Task »
In the listing below, count the lines with "Doch" and report only the figure.

Supplied data »
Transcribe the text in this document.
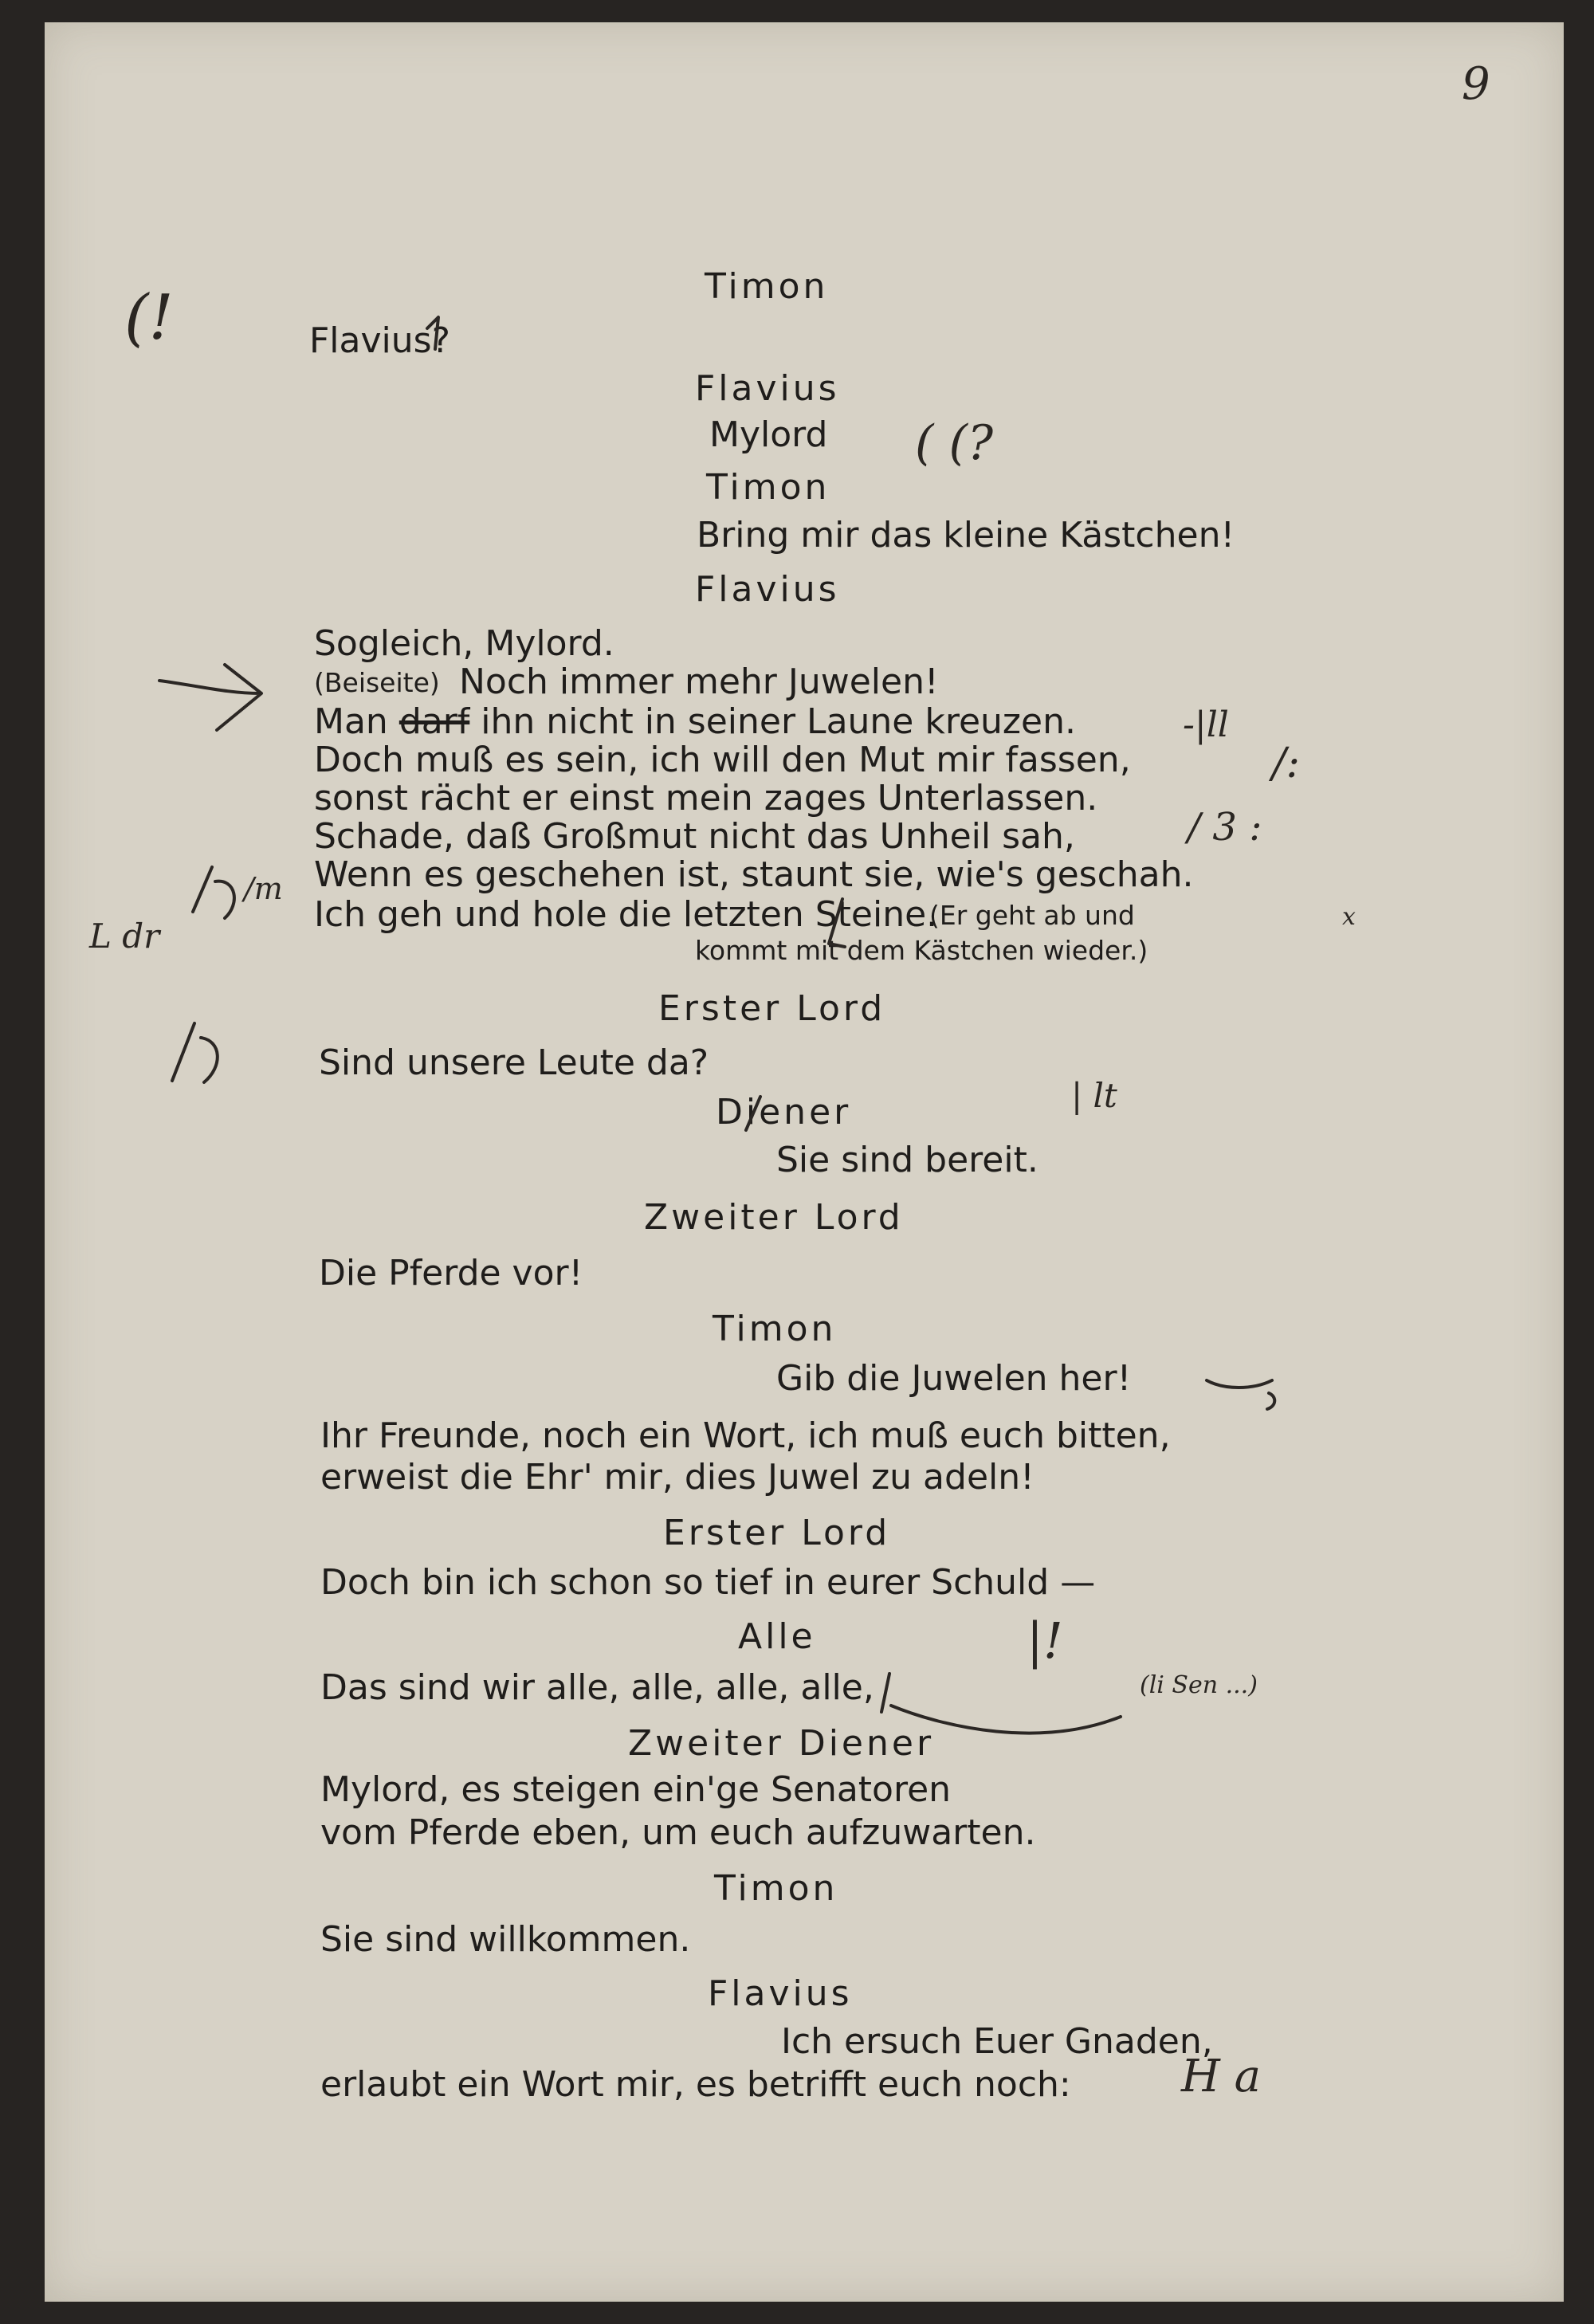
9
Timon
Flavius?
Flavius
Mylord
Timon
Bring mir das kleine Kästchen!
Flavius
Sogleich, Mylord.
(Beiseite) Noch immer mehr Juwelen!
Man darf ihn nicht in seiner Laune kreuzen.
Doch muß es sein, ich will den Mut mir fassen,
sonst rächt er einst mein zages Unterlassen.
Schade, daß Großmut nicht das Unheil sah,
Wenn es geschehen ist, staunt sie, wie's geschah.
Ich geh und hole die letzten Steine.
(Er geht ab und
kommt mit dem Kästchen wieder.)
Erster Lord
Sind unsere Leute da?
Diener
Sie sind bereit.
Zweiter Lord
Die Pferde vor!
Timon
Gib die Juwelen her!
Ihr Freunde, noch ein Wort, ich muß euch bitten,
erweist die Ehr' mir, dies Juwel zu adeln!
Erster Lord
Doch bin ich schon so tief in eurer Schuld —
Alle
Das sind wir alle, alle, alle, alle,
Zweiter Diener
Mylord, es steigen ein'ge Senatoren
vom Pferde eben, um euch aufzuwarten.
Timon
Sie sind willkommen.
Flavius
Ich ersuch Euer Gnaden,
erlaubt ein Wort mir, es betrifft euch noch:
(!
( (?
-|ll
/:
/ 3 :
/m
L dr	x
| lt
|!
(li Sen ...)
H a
---
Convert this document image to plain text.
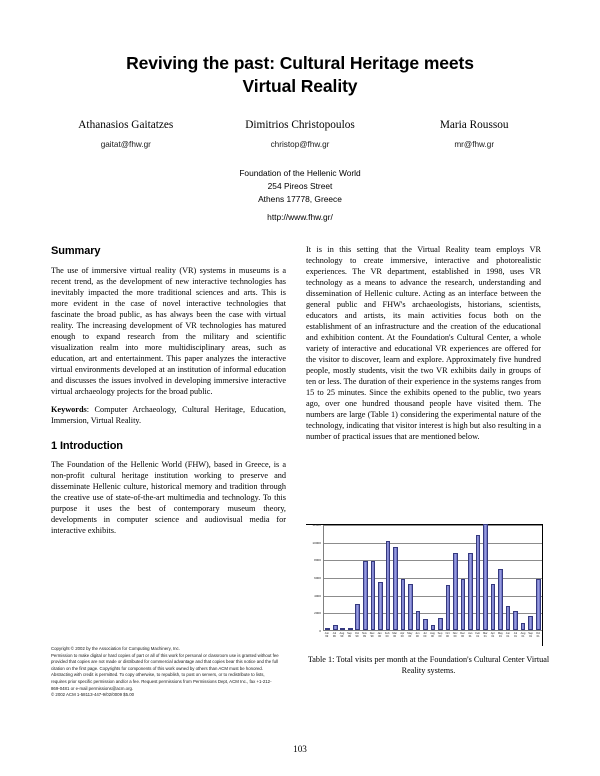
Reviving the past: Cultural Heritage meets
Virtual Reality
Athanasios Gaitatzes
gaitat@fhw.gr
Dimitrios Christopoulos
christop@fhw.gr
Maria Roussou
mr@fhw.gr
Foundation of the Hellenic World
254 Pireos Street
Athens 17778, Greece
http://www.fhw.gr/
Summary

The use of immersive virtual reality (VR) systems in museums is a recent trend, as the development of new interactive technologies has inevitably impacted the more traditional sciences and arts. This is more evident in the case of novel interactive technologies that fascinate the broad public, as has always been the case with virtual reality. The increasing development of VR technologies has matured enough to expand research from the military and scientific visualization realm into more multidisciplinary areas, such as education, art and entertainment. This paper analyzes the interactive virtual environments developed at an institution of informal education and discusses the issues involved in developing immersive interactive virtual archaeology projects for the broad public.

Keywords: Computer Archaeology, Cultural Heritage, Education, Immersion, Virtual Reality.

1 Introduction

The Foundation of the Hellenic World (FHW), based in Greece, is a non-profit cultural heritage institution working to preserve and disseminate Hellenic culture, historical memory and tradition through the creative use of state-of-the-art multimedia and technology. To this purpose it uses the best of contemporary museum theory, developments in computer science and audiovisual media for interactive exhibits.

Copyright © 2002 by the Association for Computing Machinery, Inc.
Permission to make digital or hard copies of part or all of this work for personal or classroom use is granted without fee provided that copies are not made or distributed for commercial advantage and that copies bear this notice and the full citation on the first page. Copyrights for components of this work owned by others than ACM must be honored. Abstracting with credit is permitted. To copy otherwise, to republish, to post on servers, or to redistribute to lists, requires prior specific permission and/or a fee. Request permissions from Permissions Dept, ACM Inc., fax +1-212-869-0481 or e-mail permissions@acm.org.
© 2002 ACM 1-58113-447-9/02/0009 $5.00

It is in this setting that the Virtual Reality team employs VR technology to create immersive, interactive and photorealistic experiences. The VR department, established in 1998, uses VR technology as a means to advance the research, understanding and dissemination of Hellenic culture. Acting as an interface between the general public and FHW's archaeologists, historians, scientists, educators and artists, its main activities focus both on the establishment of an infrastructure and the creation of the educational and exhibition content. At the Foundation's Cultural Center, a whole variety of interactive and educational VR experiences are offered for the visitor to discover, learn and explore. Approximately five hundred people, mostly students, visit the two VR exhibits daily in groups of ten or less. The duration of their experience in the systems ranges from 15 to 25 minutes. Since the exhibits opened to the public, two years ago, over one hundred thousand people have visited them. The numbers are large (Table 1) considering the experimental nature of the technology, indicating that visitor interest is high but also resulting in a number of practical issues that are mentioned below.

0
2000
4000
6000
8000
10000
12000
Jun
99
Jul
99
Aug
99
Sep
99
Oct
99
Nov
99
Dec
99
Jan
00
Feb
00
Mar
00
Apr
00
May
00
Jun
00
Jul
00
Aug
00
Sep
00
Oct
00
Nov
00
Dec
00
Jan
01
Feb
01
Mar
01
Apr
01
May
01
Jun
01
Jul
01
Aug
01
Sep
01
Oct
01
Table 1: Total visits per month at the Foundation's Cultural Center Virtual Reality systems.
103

Response to the task »
2